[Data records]
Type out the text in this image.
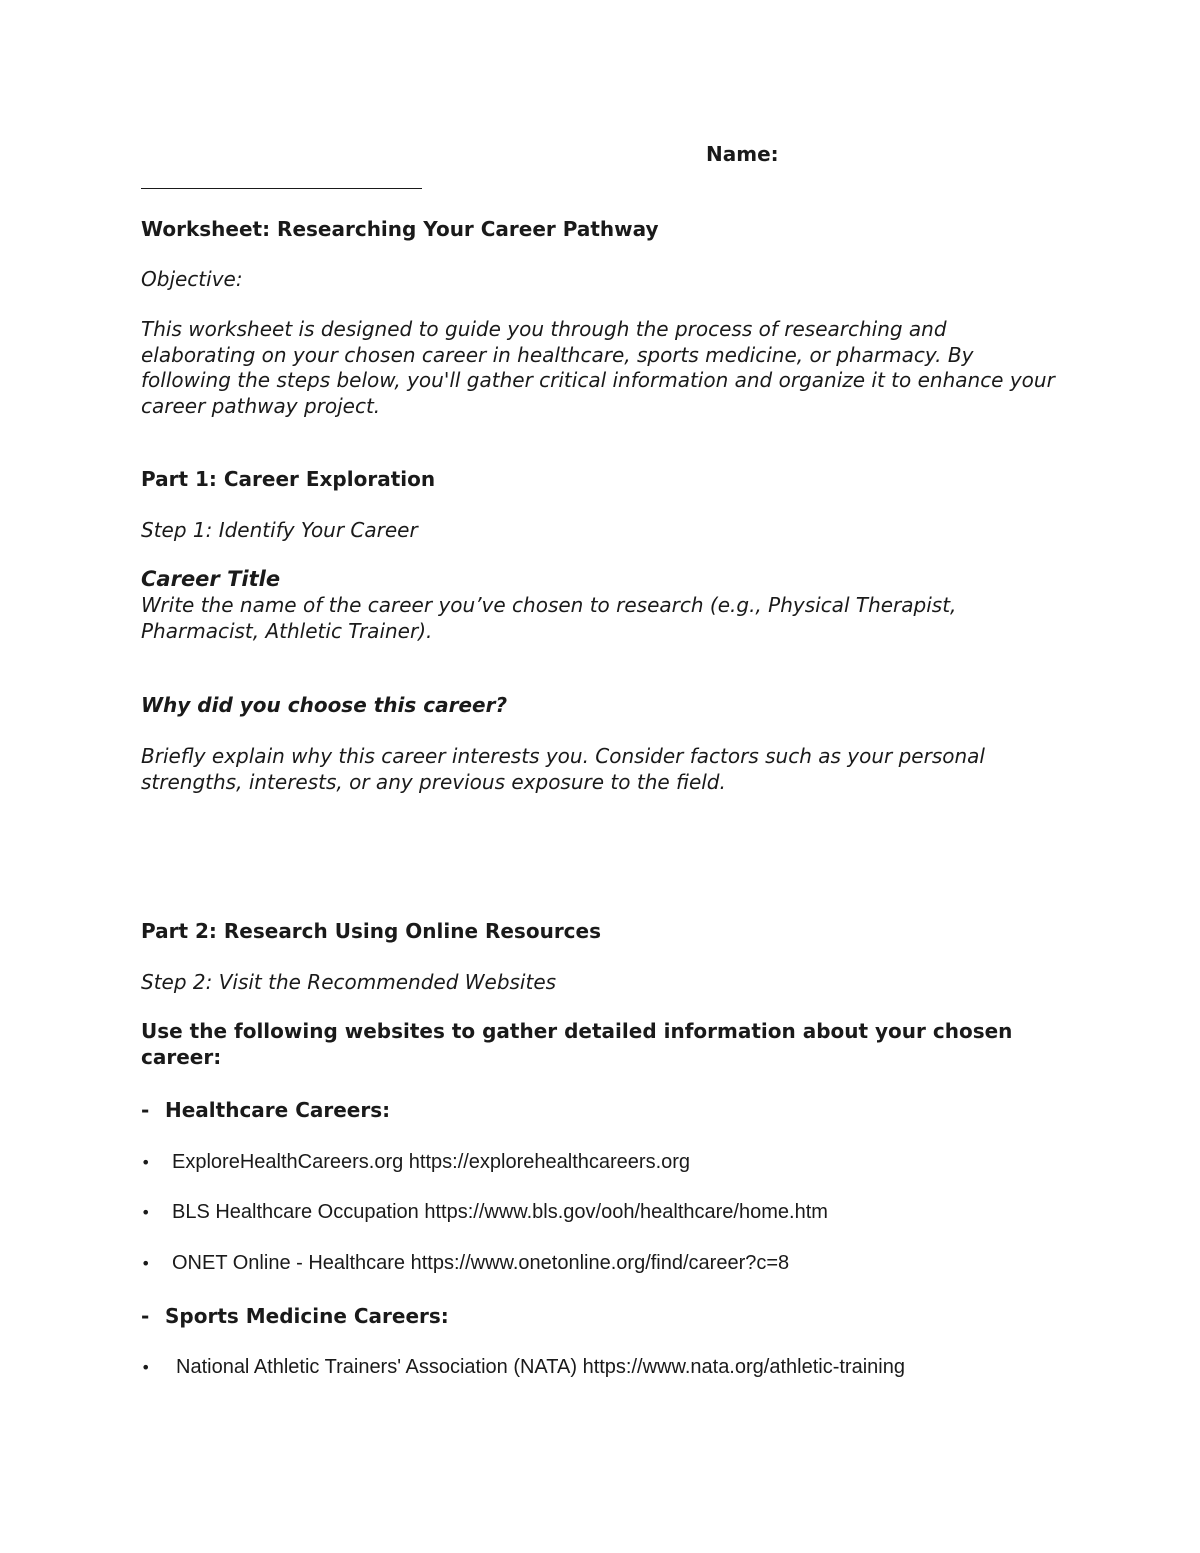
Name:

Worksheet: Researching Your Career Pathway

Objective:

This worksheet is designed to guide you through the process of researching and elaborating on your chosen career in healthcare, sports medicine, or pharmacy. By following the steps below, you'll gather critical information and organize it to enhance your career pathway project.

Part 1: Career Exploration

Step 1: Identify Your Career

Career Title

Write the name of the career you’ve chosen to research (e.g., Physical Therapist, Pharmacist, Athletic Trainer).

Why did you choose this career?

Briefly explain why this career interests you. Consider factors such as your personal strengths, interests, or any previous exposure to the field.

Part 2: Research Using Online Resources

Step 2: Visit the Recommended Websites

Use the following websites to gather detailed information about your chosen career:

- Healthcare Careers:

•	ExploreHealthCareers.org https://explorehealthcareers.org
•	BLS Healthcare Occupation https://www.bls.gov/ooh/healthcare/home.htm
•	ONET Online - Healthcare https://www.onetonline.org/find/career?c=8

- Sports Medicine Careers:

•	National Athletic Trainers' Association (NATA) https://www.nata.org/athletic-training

## Given task
Check each line in the listing above for the string "following", then report how many lines contain it, with no other text.

## Result of the exercise
2